Problem requirements: With the images removed, repeat the data below exactly.

/---

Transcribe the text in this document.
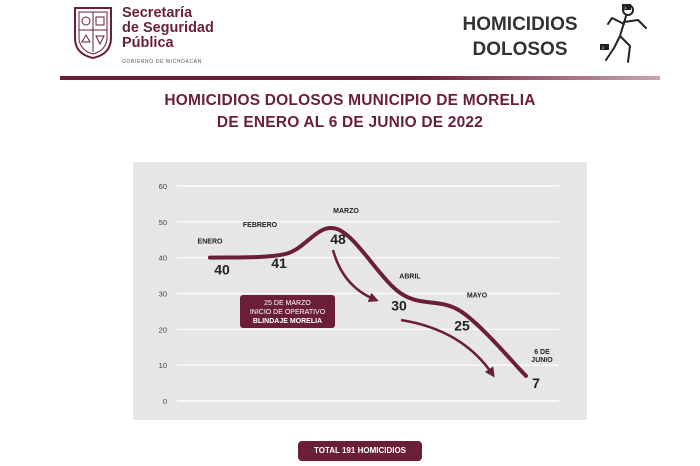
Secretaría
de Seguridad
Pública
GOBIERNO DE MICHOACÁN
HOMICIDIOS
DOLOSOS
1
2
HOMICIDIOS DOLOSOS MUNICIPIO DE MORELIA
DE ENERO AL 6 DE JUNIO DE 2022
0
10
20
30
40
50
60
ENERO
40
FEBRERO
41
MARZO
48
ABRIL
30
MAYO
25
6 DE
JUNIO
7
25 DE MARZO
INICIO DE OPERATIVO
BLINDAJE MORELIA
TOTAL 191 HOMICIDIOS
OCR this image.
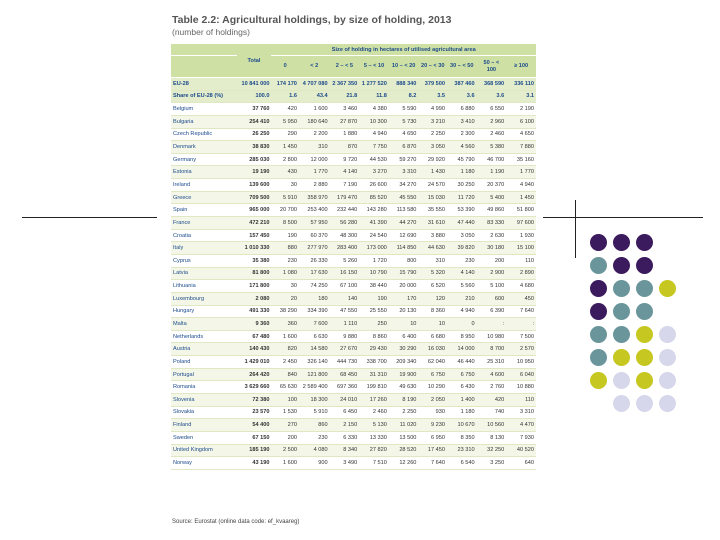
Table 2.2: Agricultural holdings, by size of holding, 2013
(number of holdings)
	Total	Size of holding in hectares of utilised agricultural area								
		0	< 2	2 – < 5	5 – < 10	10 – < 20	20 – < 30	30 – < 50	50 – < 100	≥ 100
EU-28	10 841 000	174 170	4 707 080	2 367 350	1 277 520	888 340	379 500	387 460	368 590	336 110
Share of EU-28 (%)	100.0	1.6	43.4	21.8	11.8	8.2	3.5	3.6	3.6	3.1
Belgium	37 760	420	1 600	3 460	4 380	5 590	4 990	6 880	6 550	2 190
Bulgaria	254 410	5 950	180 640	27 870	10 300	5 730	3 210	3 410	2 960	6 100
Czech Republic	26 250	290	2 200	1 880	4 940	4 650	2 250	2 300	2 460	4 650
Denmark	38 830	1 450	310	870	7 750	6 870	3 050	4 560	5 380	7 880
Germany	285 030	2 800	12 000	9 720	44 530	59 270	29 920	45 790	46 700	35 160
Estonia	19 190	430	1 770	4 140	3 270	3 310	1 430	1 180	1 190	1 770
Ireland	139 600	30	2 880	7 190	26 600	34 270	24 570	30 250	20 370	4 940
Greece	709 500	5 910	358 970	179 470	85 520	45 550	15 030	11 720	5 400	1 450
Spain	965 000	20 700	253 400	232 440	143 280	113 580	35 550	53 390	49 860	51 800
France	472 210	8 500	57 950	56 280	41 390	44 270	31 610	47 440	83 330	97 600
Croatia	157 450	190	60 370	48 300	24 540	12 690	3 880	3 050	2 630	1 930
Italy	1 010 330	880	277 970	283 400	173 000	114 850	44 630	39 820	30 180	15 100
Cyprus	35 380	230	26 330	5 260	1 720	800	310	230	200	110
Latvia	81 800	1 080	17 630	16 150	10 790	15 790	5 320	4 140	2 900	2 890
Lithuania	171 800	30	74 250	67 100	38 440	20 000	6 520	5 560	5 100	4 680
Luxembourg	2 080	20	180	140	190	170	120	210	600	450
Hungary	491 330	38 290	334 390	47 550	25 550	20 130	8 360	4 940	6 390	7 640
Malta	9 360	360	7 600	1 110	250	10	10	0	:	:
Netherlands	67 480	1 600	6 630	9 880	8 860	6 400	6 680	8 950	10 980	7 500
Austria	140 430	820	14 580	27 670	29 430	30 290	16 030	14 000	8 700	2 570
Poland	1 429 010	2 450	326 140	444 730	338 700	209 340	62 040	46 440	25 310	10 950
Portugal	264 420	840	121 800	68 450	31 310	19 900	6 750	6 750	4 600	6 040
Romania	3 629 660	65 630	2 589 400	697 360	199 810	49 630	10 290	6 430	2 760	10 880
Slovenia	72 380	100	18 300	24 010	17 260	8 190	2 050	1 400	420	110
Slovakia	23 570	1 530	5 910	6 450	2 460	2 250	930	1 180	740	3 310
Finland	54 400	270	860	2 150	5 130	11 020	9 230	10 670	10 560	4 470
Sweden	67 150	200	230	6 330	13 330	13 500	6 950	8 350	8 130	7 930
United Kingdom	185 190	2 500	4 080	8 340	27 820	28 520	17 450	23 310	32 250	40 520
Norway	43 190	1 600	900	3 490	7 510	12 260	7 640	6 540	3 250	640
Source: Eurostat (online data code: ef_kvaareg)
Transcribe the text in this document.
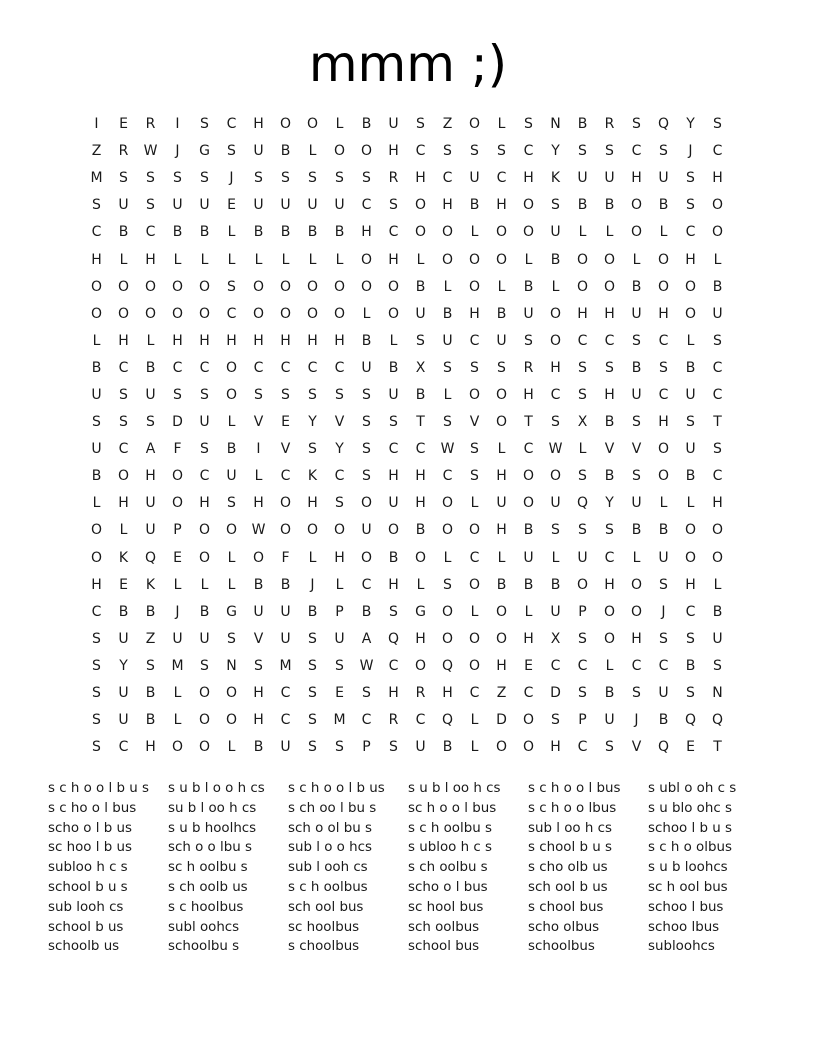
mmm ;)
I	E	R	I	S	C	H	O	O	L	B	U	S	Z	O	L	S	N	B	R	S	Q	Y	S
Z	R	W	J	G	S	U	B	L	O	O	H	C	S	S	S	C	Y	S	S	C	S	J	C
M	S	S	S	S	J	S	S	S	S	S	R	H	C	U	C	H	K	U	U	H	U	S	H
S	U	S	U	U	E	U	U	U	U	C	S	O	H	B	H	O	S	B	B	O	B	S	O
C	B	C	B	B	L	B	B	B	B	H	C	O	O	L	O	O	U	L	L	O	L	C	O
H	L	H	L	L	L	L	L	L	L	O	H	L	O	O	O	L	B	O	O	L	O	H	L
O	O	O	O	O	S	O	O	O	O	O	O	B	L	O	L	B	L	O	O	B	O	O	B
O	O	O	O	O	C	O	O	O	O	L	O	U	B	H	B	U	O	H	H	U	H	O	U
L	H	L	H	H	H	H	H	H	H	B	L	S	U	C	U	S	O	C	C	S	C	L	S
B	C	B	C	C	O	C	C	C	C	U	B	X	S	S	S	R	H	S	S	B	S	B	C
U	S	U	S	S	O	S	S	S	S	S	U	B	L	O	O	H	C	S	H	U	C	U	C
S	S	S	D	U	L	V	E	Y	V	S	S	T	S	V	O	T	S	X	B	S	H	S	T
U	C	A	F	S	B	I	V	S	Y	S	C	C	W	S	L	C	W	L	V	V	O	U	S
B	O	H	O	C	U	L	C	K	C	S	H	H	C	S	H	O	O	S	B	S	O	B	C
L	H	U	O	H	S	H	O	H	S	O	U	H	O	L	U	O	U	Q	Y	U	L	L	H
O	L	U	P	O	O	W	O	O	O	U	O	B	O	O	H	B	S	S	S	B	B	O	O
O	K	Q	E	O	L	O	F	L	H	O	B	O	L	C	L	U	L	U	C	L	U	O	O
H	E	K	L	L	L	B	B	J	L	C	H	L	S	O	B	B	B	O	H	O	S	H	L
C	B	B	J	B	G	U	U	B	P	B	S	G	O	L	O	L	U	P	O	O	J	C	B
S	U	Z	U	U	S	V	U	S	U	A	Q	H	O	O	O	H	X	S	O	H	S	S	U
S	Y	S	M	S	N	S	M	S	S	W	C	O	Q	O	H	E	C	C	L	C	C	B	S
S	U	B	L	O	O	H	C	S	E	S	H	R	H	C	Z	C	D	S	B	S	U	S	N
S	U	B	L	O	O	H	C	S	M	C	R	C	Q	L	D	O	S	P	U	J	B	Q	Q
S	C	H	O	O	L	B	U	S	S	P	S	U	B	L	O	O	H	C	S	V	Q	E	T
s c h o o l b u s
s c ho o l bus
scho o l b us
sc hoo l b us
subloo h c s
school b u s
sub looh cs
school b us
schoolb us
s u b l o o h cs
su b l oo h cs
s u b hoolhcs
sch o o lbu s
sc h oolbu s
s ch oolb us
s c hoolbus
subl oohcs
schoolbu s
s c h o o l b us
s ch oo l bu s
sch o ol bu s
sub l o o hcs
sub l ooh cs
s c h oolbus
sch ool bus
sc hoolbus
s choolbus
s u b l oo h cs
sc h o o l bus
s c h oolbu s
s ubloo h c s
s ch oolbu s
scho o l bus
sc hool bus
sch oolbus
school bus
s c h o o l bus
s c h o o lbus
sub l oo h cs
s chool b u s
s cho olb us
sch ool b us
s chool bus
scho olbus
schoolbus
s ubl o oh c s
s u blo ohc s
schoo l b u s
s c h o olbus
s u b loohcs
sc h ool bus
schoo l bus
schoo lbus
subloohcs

\---

Result of this exercise:
Transcribe the text in this document.
Secretaría
de Seguridad
Pública
GOBIERNO DE MICHOACÁN
HOMICIDIOS
DOLOSOS
1
2
HOMICIDIOS DOLOSOS MUNICIPIO DE MORELIA
DE ENERO AL 6 DE JUNIO DE 2022
0
10
20
30
40
50
60
ENERO
40
FEBRERO
41
MARZO
48
ABRIL
30
MAYO
25
6 DE
JUNIO
7
25 DE MARZO
INICIO DE OPERATIVO
BLINDAJE MORELIA
TOTAL 191 HOMICIDIOS
OCR this image.
Table 2.2: Agricultural holdings, by size of holding, 2013
(number of holdings)
	Total	Size of holding in hectares of utilised agricultural area								
		0	< 2	2 – < 5	5 – < 10	10 – < 20	20 – < 30	30 – < 50	50 – < 100	≥ 100
EU-28	10 841 000	174 170	4 707 080	2 367 350	1 277 520	888 340	379 500	387 460	368 590	336 110
Share of EU-28 (%)	100.0	1.6	43.4	21.8	11.8	8.2	3.5	3.6	3.6	3.1
Belgium	37 760	420	1 600	3 460	4 380	5 590	4 990	6 880	6 550	2 190
Bulgaria	254 410	5 950	180 640	27 870	10 300	5 730	3 210	3 410	2 960	6 100
Czech Republic	26 250	290	2 200	1 880	4 940	4 650	2 250	2 300	2 460	4 650
Denmark	38 830	1 450	310	870	7 750	6 870	3 050	4 560	5 380	7 880
Germany	285 030	2 800	12 000	9 720	44 530	59 270	29 920	45 790	46 700	35 160
Estonia	19 190	430	1 770	4 140	3 270	3 310	1 430	1 180	1 190	1 770
Ireland	139 600	30	2 880	7 190	26 600	34 270	24 570	30 250	20 370	4 940
Greece	709 500	5 910	358 970	179 470	85 520	45 550	15 030	11 720	5 400	1 450
Spain	965 000	20 700	253 400	232 440	143 280	113 580	35 550	53 390	49 860	51 800
France	472 210	8 500	57 950	56 280	41 390	44 270	31 610	47 440	83 330	97 600
Croatia	157 450	190	60 370	48 300	24 540	12 690	3 880	3 050	2 630	1 930
Italy	1 010 330	880	277 970	283 400	173 000	114 850	44 630	39 820	30 180	15 100
Cyprus	35 380	230	26 330	5 260	1 720	800	310	230	200	110
Latvia	81 800	1 080	17 630	16 150	10 790	15 790	5 320	4 140	2 900	2 890
Lithuania	171 800	30	74 250	67 100	38 440	20 000	6 520	5 560	5 100	4 680
Luxembourg	2 080	20	180	140	190	170	120	210	600	450
Hungary	491 330	38 290	334 390	47 550	25 550	20 130	8 360	4 940	6 390	7 640
Malta	9 360	360	7 600	1 110	250	10	10	0	:	:
Netherlands	67 480	1 600	6 630	9 880	8 860	6 400	6 680	8 950	10 980	7 500
Austria	140 430	820	14 580	27 670	29 430	30 290	16 030	14 000	8 700	2 570
Poland	1 429 010	2 450	326 140	444 730	338 700	209 340	62 040	46 440	25 310	10 950
Portugal	264 420	840	121 800	68 450	31 310	19 900	6 750	6 750	4 600	6 040
Romania	3 629 660	65 630	2 589 400	697 360	199 810	49 630	10 290	6 430	2 760	10 880
Slovenia	72 380	100	18 300	24 010	17 260	8 190	2 050	1 400	420	110
Slovakia	23 570	1 530	5 910	6 450	2 460	2 250	930	1 180	740	3 310
Finland	54 400	270	860	2 150	5 130	11 020	9 230	10 670	10 560	4 470
Sweden	67 150	200	230	6 330	13 330	13 500	6 950	8 350	8 130	7 930
United Kingdom	185 190	2 500	4 080	8 340	27 820	28 520	17 450	23 310	32 250	40 520
Norway	43 190	1 600	900	3 490	7 510	12 260	7 640	6 540	3 250	640
Source: Eurostat (online data code: ef_kvaareg)
Transcribe the text in this document.
mmm ;)
I	E	R	I	S	C	H	O	O	L	B	U	S	Z	O	L	S	N	B	R	S	Q	Y	S
Z	R	W	J	G	S	U	B	L	O	O	H	C	S	S	S	C	Y	S	S	C	S	J	C
M	S	S	S	S	J	S	S	S	S	S	R	H	C	U	C	H	K	U	U	H	U	S	H
S	U	S	U	U	E	U	U	U	U	C	S	O	H	B	H	O	S	B	B	O	B	S	O
C	B	C	B	B	L	B	B	B	B	H	C	O	O	L	O	O	U	L	L	O	L	C	O
H	L	H	L	L	L	L	L	L	L	O	H	L	O	O	O	L	B	O	O	L	O	H	L
O	O	O	O	O	S	O	O	O	O	O	O	B	L	O	L	B	L	O	O	B	O	O	B
O	O	O	O	O	C	O	O	O	O	L	O	U	B	H	B	U	O	H	H	U	H	O	U
L	H	L	H	H	H	H	H	H	H	B	L	S	U	C	U	S	O	C	C	S	C	L	S
B	C	B	C	C	O	C	C	C	C	U	B	X	S	S	S	R	H	S	S	B	S	B	C
U	S	U	S	S	O	S	S	S	S	S	U	B	L	O	O	H	C	S	H	U	C	U	C
S	S	S	D	U	L	V	E	Y	V	S	S	T	S	V	O	T	S	X	B	S	H	S	T
U	C	A	F	S	B	I	V	S	Y	S	C	C	W	S	L	C	W	L	V	V	O	U	S
B	O	H	O	C	U	L	C	K	C	S	H	H	C	S	H	O	O	S	B	S	O	B	C
L	H	U	O	H	S	H	O	H	S	O	U	H	O	L	U	O	U	Q	Y	U	L	L	H
O	L	U	P	O	O	W	O	O	O	U	O	B	O	O	H	B	S	S	S	B	B	O	O
O	K	Q	E	O	L	O	F	L	H	O	B	O	L	C	L	U	L	U	C	L	U	O	O
H	E	K	L	L	L	B	B	J	L	C	H	L	S	O	B	B	B	O	H	O	S	H	L
C	B	B	J	B	G	U	U	B	P	B	S	G	O	L	O	L	U	P	O	O	J	C	B
S	U	Z	U	U	S	V	U	S	U	A	Q	H	O	O	O	H	X	S	O	H	S	S	U
S	Y	S	M	S	N	S	M	S	S	W	C	O	Q	O	H	E	C	C	L	C	C	B	S
S	U	B	L	O	O	H	C	S	E	S	H	R	H	C	Z	C	D	S	B	S	U	S	N
S	U	B	L	O	O	H	C	S	M	C	R	C	Q	L	D	O	S	P	U	J	B	Q	Q
S	C	H	O	O	L	B	U	S	S	P	S	U	B	L	O	O	H	C	S	V	Q	E	T
s c h o o l b u s
s c ho o l bus
scho o l b us
sc hoo l b us
subloo h c s
school b u s
sub looh cs
school b us
schoolb us
s u b l o o h cs
su b l oo h cs
s u b hoolhcs
sch o o lbu s
sc h oolbu s
s ch oolb us
s c hoolbus
subl oohcs
schoolbu s
s c h o o l b us
s ch oo l bu s
sch o ol bu s
sub l o o hcs
sub l ooh cs
s c h oolbus
sch ool bus
sc hoolbus
s choolbus
s u b l oo h cs
sc h o o l bus
s c h oolbu s
s ubloo h c s
s ch oolbu s
scho o l bus
sc hool bus
sch oolbus
school bus
s c h o o l bus
s c h o o lbus
sub l oo h cs
s chool b u s
s cho olb us
sch ool b us
s chool bus
scho olbus
schoolbus
s ubl o oh c s
s u blo ohc s
schoo l b u s
s c h o olbus
s u b loohcs
sc h ool bus
schoo l bus
schoo lbus
subloohcs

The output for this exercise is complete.